**Objective**. Below are records to be output exactly, every one of them.

**Source data**.
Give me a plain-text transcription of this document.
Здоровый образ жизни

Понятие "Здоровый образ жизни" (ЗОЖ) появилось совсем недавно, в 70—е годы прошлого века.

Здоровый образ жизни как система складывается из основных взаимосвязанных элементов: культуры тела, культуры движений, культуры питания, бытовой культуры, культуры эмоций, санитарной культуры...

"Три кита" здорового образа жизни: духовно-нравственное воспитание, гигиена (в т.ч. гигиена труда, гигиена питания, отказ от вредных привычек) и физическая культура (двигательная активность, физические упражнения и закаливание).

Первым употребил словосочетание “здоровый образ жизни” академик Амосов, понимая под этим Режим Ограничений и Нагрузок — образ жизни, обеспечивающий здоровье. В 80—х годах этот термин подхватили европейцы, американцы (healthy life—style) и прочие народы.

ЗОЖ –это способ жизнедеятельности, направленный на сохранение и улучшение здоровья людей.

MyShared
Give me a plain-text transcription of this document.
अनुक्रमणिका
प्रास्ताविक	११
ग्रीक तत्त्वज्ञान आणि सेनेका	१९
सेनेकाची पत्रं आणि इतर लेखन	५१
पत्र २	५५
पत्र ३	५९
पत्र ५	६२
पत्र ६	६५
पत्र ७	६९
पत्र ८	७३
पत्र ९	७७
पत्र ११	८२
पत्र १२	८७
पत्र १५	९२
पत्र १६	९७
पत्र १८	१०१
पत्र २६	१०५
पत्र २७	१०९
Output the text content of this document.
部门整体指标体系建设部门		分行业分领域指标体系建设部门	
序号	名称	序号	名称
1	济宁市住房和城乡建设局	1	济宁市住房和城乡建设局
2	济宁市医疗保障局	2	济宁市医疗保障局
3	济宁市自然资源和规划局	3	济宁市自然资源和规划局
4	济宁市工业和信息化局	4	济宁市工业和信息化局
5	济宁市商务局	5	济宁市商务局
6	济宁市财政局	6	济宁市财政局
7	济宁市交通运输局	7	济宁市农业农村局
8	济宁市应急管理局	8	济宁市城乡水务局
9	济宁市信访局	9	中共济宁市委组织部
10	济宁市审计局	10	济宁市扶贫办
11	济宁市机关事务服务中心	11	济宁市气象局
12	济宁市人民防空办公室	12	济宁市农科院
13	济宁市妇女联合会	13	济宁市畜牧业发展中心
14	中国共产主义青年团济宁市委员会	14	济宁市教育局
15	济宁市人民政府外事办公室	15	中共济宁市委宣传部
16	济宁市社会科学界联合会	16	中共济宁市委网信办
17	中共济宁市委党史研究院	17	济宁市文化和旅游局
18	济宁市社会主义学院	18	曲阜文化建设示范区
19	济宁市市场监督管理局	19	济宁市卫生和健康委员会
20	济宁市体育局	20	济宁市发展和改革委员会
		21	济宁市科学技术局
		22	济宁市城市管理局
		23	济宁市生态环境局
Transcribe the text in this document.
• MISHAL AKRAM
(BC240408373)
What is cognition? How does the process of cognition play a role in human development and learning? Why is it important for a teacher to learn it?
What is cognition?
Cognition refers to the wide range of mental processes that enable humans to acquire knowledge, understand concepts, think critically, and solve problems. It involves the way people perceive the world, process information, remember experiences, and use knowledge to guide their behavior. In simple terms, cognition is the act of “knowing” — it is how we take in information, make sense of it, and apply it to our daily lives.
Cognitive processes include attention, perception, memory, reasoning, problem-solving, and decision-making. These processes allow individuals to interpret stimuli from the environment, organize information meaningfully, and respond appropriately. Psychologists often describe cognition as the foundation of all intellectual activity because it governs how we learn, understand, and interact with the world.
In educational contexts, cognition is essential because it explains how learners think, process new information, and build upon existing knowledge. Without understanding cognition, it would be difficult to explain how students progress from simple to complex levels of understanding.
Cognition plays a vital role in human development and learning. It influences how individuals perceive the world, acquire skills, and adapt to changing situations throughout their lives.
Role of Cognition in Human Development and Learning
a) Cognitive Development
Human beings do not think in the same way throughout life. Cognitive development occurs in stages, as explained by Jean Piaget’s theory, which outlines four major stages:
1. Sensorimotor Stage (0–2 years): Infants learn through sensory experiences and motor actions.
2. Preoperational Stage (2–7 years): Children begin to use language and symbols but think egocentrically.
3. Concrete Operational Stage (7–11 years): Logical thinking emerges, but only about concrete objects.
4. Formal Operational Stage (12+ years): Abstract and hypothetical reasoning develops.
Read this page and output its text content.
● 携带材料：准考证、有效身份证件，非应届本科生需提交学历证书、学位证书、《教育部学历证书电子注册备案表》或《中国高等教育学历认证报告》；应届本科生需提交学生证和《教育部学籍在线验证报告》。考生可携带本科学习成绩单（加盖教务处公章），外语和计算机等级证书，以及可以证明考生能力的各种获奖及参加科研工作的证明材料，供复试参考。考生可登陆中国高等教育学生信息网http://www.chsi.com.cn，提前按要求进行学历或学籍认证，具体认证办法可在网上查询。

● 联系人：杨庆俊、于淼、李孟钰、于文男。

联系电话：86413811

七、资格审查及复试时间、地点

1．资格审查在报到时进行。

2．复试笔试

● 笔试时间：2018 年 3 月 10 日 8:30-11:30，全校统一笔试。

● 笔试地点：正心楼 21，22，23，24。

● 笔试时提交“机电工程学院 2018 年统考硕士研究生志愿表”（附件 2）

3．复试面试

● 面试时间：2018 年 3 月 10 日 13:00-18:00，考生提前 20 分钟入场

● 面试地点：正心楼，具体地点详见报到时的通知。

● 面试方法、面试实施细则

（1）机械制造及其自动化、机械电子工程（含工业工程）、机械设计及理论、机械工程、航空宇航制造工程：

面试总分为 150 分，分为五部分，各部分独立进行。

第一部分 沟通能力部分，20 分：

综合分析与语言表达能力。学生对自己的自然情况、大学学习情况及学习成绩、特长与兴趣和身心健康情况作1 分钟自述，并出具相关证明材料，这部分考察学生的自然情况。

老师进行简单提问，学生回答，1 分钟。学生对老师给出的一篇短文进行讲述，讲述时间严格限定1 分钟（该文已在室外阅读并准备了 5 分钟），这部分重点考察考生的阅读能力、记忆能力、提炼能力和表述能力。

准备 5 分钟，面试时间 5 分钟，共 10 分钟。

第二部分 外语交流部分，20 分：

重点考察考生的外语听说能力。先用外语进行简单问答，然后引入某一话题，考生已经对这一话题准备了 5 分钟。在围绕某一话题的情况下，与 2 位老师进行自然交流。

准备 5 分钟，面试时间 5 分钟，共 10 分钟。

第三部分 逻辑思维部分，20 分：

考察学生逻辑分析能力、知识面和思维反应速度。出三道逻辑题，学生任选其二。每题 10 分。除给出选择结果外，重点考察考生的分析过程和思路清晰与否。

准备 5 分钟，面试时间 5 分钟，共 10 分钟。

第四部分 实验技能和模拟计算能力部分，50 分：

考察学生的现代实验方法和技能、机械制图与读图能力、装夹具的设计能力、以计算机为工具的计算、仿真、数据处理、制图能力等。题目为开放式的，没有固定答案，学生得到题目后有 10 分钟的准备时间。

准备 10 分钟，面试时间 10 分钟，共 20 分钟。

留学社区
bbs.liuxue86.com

**The answer**.
Give me a plain-text transcription of this document.
Здоровый образ жизни

Понятие "Здоровый образ жизни" (ЗОЖ) появилось совсем недавно, в 70—е годы прошлого века.

Здоровый образ жизни как система складывается из основных взаимосвязанных элементов: культуры тела, культуры движений, культуры питания, бытовой культуры, культуры эмоций, санитарной культуры...

"Три кита" здорового образа жизни: духовно-нравственное воспитание, гигиена (в т.ч. гигиена труда, гигиена питания, отказ от вредных привычек) и физическая культура (двигательная активность, физические упражнения и закаливание).

Первым употребил словосочетание “здоровый образ жизни” академик Амосов, понимая под этим Режим Ограничений и Нагрузок — образ жизни, обеспечивающий здоровье. В 80—х годах этот термин подхватили европейцы, американцы (healthy life—style) и прочие народы.

ЗОЖ –это способ жизнедеятельности, направленный на сохранение и улучшение здоровья людей.

MyShared
Give me a plain-text transcription of this document.
अनुक्रमणिका
प्रास्ताविक	११
ग्रीक तत्त्वज्ञान आणि सेनेका	१९
सेनेकाची पत्रं आणि इतर लेखन	५१
पत्र २	५५
पत्र ३	५९
पत्र ५	६२
पत्र ६	६५
पत्र ७	६९
पत्र ८	७३
पत्र ९	७७
पत्र ११	८२
पत्र १२	८७
पत्र १५	९२
पत्र १६	९७
पत्र १८	१०१
पत्र २६	१०५
पत्र २७	१०९
Output the text content of this document.
部门整体指标体系建设部门		分行业分领域指标体系建设部门	
序号	名称	序号	名称
1	济宁市住房和城乡建设局	1	济宁市住房和城乡建设局
2	济宁市医疗保障局	2	济宁市医疗保障局
3	济宁市自然资源和规划局	3	济宁市自然资源和规划局
4	济宁市工业和信息化局	4	济宁市工业和信息化局
5	济宁市商务局	5	济宁市商务局
6	济宁市财政局	6	济宁市财政局
7	济宁市交通运输局	7	济宁市农业农村局
8	济宁市应急管理局	8	济宁市城乡水务局
9	济宁市信访局	9	中共济宁市委组织部
10	济宁市审计局	10	济宁市扶贫办
11	济宁市机关事务服务中心	11	济宁市气象局
12	济宁市人民防空办公室	12	济宁市农科院
13	济宁市妇女联合会	13	济宁市畜牧业发展中心
14	中国共产主义青年团济宁市委员会	14	济宁市教育局
15	济宁市人民政府外事办公室	15	中共济宁市委宣传部
16	济宁市社会科学界联合会	16	中共济宁市委网信办
17	中共济宁市委党史研究院	17	济宁市文化和旅游局
18	济宁市社会主义学院	18	曲阜文化建设示范区
19	济宁市市场监督管理局	19	济宁市卫生和健康委员会
20	济宁市体育局	20	济宁市发展和改革委员会
		21	济宁市科学技术局
		22	济宁市城市管理局
		23	济宁市生态环境局
Transcribe the text in this document.
• MISHAL AKRAM
(BC240408373)
What is cognition? How does the process of cognition play a role in human development and learning? Why is it important for a teacher to learn it?
What is cognition?
Cognition refers to the wide range of mental processes that enable humans to acquire knowledge, understand concepts, think critically, and solve problems. It involves the way people perceive the world, process information, remember experiences, and use knowledge to guide their behavior. In simple terms, cognition is the act of “knowing” — it is how we take in information, make sense of it, and apply it to our daily lives.
Cognitive processes include attention, perception, memory, reasoning, problem-solving, and decision-making. These processes allow individuals to interpret stimuli from the environment, organize information meaningfully, and respond appropriately. Psychologists often describe cognition as the foundation of all intellectual activity because it governs how we learn, understand, and interact with the world.
In educational contexts, cognition is essential because it explains how learners think, process new information, and build upon existing knowledge. Without understanding cognition, it would be difficult to explain how students progress from simple to complex levels of understanding.
Cognition plays a vital role in human development and learning. It influences how individuals perceive the world, acquire skills, and adapt to changing situations throughout their lives.
Role of Cognition in Human Development and Learning
a) Cognitive Development
Human beings do not think in the same way throughout life. Cognitive development occurs in stages, as explained by Jean Piaget’s theory, which outlines four major stages:
1. Sensorimotor Stage (0–2 years): Infants learn through sensory experiences and motor actions.
2. Preoperational Stage (2–7 years): Children begin to use language and symbols but think egocentrically.
3. Concrete Operational Stage (7–11 years): Logical thinking emerges, but only about concrete objects.
4. Formal Operational Stage (12+ years): Abstract and hypothetical reasoning develops.
Read this page and output its text content.
● 携带材料：准考证、有效身份证件，非应届本科生需提交学历证书、学位证书、《教育部学历证书电子注册备案表》或《中国高等教育学历认证报告》；应届本科生需提交学生证和《教育部学籍在线验证报告》。考生可携带本科学习成绩单（加盖教务处公章），外语和计算机等级证书，以及可以证明考生能力的各种获奖及参加科研工作的证明材料，供复试参考。考生可登陆中国高等教育学生信息网http://www.chsi.com.cn，提前按要求进行学历或学籍认证，具体认证办法可在网上查询。

● 联系人：杨庆俊、于淼、李孟钰、于文男。

联系电话：86413811

七、资格审查及复试时间、地点

1．资格审查在报到时进行。

2．复试笔试

● 笔试时间：2018 年 3 月 10 日 8:30-11:30，全校统一笔试。

● 笔试地点：正心楼 21，22，23，24。

● 笔试时提交“机电工程学院 2018 年统考硕士研究生志愿表”（附件 2）

3．复试面试

● 面试时间：2018 年 3 月 10 日 13:00-18:00，考生提前 20 分钟入场

● 面试地点：正心楼，具体地点详见报到时的通知。

● 面试方法、面试实施细则

（1）机械制造及其自动化、机械电子工程（含工业工程）、机械设计及理论、机械工程、航空宇航制造工程：

面试总分为 150 分，分为五部分，各部分独立进行。

第一部分 沟通能力部分，20 分：

综合分析与语言表达能力。学生对自己的自然情况、大学学习情况及学习成绩、特长与兴趣和身心健康情况作1 分钟自述，并出具相关证明材料，这部分考察学生的自然情况。

老师进行简单提问，学生回答，1 分钟。学生对老师给出的一篇短文进行讲述，讲述时间严格限定1 分钟（该文已在室外阅读并准备了 5 分钟），这部分重点考察考生的阅读能力、记忆能力、提炼能力和表述能力。

准备 5 分钟，面试时间 5 分钟，共 10 分钟。

第二部分 外语交流部分，20 分：

重点考察考生的外语听说能力。先用外语进行简单问答，然后引入某一话题，考生已经对这一话题准备了 5 分钟。在围绕某一话题的情况下，与 2 位老师进行自然交流。

准备 5 分钟，面试时间 5 分钟，共 10 分钟。

第三部分 逻辑思维部分，20 分：

考察学生逻辑分析能力、知识面和思维反应速度。出三道逻辑题，学生任选其二。每题 10 分。除给出选择结果外，重点考察考生的分析过程和思路清晰与否。

准备 5 分钟，面试时间 5 分钟，共 10 分钟。

第四部分 实验技能和模拟计算能力部分，50 分：

考察学生的现代实验方法和技能、机械制图与读图能力、装夹具的设计能力、以计算机为工具的计算、仿真、数据处理、制图能力等。题目为开放式的，没有固定答案，学生得到题目后有 10 分钟的准备时间。

准备 10 分钟，面试时间 10 分钟，共 20 分钟。

留学社区
bbs.liuxue86.com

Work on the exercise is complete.